* _Tasks to complete_
1. Decide whether each statement agrees with the text on colleges and universities below, answering yes or no and quoting the words that settle it: (a) Private universities receive government funding. (b) Purdue University is made up of 10 colleges and schools. (c) Every state has at least one public university.
2. From the text on colleges and universities below, list every institution named as calling itself a "college" even though it offers graduate programs.

[Opening Exercise text section]

The college vs. university issue can be very confusing. The terms are often used interchangeably, and many students would be hard pressed to explain the difference. But while "college" is often used as a blanket term for any form of higher education, the truth is that there are some key differences between colleges and universities, and even between the various types of colleges. It's essential that you understand the distinctions so you can make an informed choice.
All traditional four-year colleges and universities offer a broad-based education designed to give students a solid foundation of skills and knowledge. The training can be very theoretical; at many traditional schools, the focus is more on teaching you how to think than on teaching you specific job skills. Graduates receive degrees that can be used for a variety of positions and fields. Once they have their foot in the door, they can work their way into more advanced jobs.
So, what is the difference between college and university? As a general rule, universities offer both undergraduate and graduate programs, while colleges offer only undergraduate programs. There are exceptions to this rule, however. In deference to tradition, some institutions continue to call themselves "colleges" even though they offer graduate programs and could technically be called universities. (Dartmouth College, Boston College, and The College of William and Mary are just a few examples.)
In addition, there are many different types of colleges (such as career colleges, community colleges, and liberal arts colleges), each of which serves a different purpose. With all these options, it can be challenging to figure out what educational route is best for you. So if a specific aspect of this issue (such as community colleges vs. universities) has you confused, or if you're trying to navigate the entire spectrum of university vs. college options, take heart. The information in the following sections can help you.
Basically, a university is a degree-granting institution. The main difference between university and college is that a university offers graduate programs leading to master's or doctoral degrees. Universities are generally larger than colleges and offer a wider range of courses.
It gets confusing, however, because a university can be made up of multiple schools or colleges. For instance, Harvard College is the undergraduate liberal arts college of Harvard University. But Harvard University is made up of 10 other graduate and professional schools as well (e.g., Harvard Business School, Harvard Law School, Harvard Medical School, etc.).
Similarly, Purdue University is comprised of 10 colleges and schools, including the College of Engineering and the College of Veterinary Medicine. Each of those colleges offers both undergraduate and graduate degrees under the aegis of the university.
Public universities are partly funded by state and local governments; every state has at least one public university. They offer lower tuition fees to in-state students than to students from out of state. This is done on the theory that in-state residents have supported the university through paying state taxes, while those from out of state have not.
Private universities do not receive government funding. They are financed through tuition fees, endowments, and private donations. Their fees tend to be higher than those of public universities, but many of them offer substantial financial aid to help defray costs.
At any university, faculty time is divided between teaching and research. But the balance between those two tasks can vary widely between institutions.
Universities that emphasize research are usually large institutions (for example, Arizona State University has over 68,000 students) that offer an enormous variety of programs and majors at both the undergraduate and graduate levels. The focus on research means that many of these schools have state-of-the-art facilities (such as extensive libraries and cutting-edge equipment) and are staffed by faculty members who are distinguished experts in their field.
However, you may not have much access to those experts; in many cases, undergraduate classes are led by graduate teaching assistants rather than the professors themselves. And undergraduate classes are typically huge, with sometimes hundreds of students gathered in large lecture halls. That can make it difficult to have any meaningful interaction with course instructors.

[Closing Exercise text section]
[Opening Information provided section]

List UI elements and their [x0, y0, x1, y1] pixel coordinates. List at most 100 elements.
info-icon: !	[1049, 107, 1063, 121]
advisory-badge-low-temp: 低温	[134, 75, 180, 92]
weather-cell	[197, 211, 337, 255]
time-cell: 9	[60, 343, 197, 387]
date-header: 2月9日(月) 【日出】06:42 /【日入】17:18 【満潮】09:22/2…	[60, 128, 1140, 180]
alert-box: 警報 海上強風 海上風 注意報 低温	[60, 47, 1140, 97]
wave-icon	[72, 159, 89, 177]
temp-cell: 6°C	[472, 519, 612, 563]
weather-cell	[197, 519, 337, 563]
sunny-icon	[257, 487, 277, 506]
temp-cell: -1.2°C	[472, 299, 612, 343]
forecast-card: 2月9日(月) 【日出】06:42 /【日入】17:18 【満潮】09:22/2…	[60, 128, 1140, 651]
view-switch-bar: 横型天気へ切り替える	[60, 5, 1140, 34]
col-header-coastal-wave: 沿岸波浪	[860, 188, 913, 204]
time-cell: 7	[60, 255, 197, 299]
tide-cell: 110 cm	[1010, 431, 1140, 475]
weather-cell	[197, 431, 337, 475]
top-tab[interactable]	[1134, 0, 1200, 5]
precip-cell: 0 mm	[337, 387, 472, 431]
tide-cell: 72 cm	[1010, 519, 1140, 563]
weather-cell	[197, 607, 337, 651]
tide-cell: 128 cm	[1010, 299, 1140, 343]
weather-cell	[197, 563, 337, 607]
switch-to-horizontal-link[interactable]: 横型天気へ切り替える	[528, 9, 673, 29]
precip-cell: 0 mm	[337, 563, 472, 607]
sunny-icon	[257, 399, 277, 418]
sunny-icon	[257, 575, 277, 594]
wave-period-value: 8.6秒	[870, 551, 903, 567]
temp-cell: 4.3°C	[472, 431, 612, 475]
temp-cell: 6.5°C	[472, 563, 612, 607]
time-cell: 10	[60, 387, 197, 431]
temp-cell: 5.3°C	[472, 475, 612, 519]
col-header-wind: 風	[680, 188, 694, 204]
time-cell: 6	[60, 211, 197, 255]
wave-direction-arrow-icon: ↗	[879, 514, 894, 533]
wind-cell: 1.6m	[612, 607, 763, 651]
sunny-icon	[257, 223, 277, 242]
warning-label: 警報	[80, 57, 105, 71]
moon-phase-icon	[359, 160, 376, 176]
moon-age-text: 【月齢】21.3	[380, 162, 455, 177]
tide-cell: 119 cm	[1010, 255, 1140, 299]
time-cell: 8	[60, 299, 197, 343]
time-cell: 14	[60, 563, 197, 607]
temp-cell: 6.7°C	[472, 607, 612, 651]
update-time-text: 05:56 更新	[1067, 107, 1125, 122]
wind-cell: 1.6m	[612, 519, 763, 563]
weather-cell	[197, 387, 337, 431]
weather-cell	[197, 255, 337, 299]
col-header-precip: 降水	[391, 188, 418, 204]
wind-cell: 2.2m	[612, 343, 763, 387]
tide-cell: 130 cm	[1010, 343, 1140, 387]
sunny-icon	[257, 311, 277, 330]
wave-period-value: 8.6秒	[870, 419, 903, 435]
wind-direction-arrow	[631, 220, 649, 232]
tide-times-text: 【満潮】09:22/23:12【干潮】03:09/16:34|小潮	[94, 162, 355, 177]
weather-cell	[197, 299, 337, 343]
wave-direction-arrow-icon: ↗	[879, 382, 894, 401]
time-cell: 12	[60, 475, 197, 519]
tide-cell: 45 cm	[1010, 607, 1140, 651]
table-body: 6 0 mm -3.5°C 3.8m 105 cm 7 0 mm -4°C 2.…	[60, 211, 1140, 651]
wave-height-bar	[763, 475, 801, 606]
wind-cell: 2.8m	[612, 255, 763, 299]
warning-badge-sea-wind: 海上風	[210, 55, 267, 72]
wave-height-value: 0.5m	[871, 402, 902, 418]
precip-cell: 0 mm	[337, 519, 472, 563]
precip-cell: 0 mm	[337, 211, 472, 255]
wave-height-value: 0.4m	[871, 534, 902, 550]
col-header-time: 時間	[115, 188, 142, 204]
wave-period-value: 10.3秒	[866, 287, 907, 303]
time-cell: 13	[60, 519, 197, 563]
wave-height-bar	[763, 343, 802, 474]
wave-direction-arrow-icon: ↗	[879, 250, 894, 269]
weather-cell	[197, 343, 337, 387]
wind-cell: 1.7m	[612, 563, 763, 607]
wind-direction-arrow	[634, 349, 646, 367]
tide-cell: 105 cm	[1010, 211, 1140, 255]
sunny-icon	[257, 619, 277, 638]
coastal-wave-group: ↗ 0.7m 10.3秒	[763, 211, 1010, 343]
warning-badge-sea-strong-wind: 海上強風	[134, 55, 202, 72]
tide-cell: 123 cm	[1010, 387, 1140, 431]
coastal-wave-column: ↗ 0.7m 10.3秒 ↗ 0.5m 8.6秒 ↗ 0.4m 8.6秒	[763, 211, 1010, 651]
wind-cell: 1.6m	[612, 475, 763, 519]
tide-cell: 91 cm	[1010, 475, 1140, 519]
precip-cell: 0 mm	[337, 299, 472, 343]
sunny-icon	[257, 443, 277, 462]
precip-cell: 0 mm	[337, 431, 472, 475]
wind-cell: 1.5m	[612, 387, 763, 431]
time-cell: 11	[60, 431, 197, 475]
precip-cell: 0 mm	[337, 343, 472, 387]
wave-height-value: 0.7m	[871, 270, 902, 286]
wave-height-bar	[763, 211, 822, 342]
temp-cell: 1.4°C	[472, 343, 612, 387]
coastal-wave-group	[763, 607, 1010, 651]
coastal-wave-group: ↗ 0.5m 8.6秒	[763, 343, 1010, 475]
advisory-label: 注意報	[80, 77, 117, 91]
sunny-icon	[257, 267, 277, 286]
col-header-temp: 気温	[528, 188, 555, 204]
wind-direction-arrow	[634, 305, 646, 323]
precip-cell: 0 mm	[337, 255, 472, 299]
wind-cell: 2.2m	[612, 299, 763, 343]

[Closing Information provided section]

* _Task responses_
1.
(a) No: "Private universities do not receive government funding."
(b) Yes: "Purdue University is comprised of 10 colleges and schools"
(c) Yes: "every state has at least one public university"

2. Dartmouth College, Boston College, The College of William and Mary